▶ **WRITTEN INSTRUCTION**
Look through the material and copy each line holding "true".

▶ **INFORMATION SUPPLIED**
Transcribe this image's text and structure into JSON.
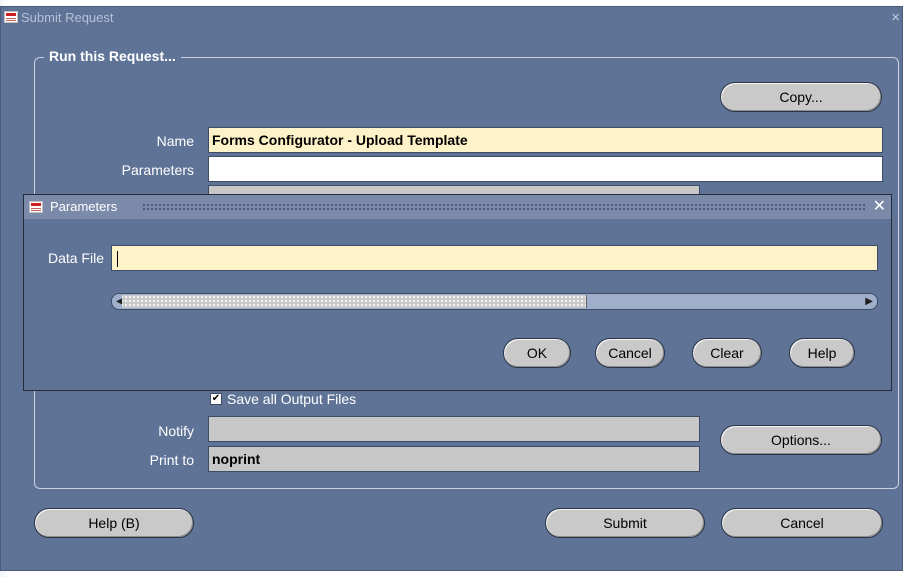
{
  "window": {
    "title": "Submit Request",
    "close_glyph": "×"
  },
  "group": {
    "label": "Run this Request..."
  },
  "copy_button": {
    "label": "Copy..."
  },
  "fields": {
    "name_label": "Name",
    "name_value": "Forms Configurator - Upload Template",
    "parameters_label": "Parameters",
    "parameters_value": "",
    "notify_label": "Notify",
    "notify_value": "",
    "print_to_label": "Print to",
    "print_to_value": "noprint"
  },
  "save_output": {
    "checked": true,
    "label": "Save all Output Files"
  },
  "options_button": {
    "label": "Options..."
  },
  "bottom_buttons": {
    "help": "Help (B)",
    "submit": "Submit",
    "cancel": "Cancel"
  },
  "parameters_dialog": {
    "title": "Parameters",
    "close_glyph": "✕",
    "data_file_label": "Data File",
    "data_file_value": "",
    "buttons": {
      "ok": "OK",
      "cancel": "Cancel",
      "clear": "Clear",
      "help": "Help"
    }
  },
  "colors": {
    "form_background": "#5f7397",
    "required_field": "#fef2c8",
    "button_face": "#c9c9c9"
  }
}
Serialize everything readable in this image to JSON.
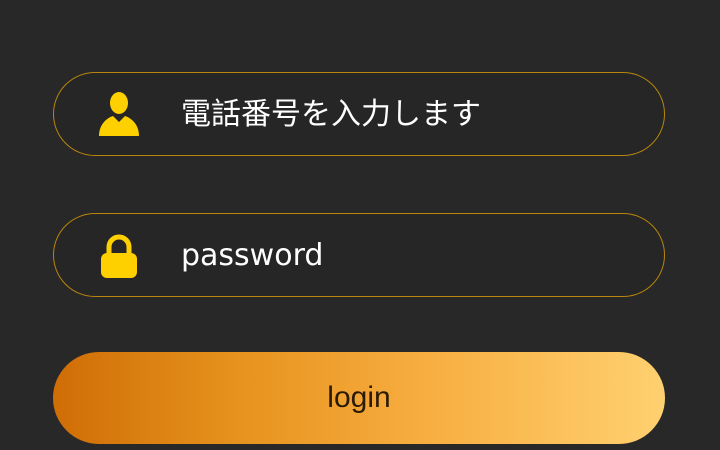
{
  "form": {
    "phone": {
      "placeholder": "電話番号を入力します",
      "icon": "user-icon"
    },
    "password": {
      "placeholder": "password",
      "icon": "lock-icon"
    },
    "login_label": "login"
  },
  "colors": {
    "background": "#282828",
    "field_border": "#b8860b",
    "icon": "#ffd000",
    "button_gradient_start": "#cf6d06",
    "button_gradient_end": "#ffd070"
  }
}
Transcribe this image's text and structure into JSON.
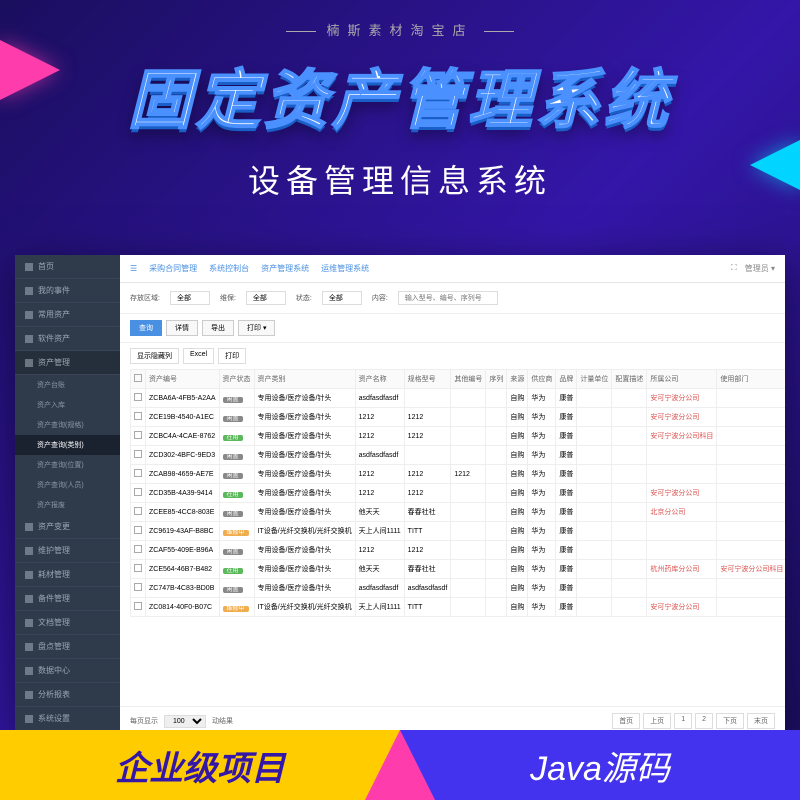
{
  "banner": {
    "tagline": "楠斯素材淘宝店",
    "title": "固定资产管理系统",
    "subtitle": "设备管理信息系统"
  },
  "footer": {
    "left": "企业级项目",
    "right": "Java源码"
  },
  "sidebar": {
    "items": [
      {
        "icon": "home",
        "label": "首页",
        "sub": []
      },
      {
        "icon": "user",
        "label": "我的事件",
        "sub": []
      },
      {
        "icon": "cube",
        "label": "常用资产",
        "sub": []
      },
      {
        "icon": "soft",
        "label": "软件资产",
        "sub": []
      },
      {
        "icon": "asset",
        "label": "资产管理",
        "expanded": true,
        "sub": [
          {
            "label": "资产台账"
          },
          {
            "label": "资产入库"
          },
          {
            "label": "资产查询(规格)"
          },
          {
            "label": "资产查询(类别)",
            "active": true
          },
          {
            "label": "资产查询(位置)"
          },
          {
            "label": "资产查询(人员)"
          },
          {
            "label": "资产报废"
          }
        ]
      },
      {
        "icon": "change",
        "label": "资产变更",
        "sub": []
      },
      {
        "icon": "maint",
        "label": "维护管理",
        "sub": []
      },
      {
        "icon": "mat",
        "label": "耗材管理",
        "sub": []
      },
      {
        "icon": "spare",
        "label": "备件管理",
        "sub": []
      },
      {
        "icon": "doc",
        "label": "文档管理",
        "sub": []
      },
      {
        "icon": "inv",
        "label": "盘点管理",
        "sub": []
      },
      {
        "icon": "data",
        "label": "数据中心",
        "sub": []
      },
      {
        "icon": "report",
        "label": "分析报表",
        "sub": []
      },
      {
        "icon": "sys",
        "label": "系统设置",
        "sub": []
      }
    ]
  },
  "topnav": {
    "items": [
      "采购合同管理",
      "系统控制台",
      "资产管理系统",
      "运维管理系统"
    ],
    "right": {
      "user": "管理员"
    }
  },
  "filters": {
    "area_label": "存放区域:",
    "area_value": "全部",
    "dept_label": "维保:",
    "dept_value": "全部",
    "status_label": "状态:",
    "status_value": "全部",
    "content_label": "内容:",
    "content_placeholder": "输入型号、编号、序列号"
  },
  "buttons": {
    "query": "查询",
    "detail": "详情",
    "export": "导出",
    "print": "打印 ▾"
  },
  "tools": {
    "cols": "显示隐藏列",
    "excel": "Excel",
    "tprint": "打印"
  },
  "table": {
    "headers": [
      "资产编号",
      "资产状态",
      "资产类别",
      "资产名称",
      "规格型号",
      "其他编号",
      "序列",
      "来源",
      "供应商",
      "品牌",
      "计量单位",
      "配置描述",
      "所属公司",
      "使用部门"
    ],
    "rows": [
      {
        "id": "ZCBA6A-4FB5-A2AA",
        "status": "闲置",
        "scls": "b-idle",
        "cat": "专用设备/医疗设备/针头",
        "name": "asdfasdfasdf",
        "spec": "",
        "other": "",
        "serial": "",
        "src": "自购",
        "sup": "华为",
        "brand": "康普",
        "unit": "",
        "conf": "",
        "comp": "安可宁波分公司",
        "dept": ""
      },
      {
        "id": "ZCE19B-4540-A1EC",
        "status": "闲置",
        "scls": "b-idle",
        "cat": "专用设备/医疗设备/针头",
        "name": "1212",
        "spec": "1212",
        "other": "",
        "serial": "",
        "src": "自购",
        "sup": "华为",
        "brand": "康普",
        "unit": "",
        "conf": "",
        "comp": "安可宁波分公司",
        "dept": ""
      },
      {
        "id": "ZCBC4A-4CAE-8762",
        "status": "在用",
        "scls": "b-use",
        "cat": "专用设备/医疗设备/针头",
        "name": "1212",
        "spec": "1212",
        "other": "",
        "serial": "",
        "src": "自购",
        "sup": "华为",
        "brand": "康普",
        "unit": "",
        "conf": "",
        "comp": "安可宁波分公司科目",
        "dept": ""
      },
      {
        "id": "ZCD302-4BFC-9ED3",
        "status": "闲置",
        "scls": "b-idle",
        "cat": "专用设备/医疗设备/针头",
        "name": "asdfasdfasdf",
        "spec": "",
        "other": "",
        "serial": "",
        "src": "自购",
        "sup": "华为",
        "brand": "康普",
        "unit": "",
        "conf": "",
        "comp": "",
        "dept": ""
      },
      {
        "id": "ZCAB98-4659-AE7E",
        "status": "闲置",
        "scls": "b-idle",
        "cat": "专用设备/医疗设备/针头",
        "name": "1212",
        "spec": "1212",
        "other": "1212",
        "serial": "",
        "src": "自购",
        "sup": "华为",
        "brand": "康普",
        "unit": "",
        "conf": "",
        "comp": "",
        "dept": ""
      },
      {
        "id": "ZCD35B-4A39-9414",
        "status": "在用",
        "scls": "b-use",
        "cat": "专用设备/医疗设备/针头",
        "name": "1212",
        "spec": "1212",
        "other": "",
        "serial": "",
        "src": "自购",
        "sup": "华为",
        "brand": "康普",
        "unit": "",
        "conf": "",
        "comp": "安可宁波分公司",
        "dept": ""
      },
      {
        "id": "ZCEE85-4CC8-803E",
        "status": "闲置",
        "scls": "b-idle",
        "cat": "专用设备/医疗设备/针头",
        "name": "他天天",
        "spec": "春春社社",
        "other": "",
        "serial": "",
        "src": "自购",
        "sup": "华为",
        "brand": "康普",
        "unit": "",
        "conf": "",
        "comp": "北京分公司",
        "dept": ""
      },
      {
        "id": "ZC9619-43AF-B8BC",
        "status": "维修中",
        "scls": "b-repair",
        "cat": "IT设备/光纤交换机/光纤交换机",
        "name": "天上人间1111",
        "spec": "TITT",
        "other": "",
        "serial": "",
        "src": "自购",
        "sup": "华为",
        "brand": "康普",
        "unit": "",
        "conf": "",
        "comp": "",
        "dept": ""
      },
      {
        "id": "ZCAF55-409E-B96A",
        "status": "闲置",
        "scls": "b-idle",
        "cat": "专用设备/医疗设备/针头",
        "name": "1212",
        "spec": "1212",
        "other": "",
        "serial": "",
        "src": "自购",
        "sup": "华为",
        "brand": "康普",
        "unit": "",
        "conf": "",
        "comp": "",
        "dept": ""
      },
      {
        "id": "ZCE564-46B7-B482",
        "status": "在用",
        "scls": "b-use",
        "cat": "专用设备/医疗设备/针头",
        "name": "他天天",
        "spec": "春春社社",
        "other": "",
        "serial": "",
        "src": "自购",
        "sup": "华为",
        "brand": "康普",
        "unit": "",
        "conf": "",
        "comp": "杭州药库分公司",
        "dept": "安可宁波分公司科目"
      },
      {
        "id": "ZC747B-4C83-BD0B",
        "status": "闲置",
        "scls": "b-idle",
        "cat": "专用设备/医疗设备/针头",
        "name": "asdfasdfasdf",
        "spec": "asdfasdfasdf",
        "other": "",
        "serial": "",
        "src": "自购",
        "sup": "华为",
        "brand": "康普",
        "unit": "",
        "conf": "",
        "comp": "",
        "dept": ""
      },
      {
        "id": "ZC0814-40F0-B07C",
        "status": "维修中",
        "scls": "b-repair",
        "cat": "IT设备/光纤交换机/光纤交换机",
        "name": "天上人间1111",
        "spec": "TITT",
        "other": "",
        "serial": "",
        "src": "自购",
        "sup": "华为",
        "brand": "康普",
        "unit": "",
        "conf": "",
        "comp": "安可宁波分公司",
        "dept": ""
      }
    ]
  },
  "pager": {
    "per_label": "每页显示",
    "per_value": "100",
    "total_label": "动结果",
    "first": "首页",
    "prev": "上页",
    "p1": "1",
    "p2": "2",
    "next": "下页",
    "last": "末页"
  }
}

▶ **WORKED ANSWER**
    "checked": true,
        "expanded": true,
            "active": true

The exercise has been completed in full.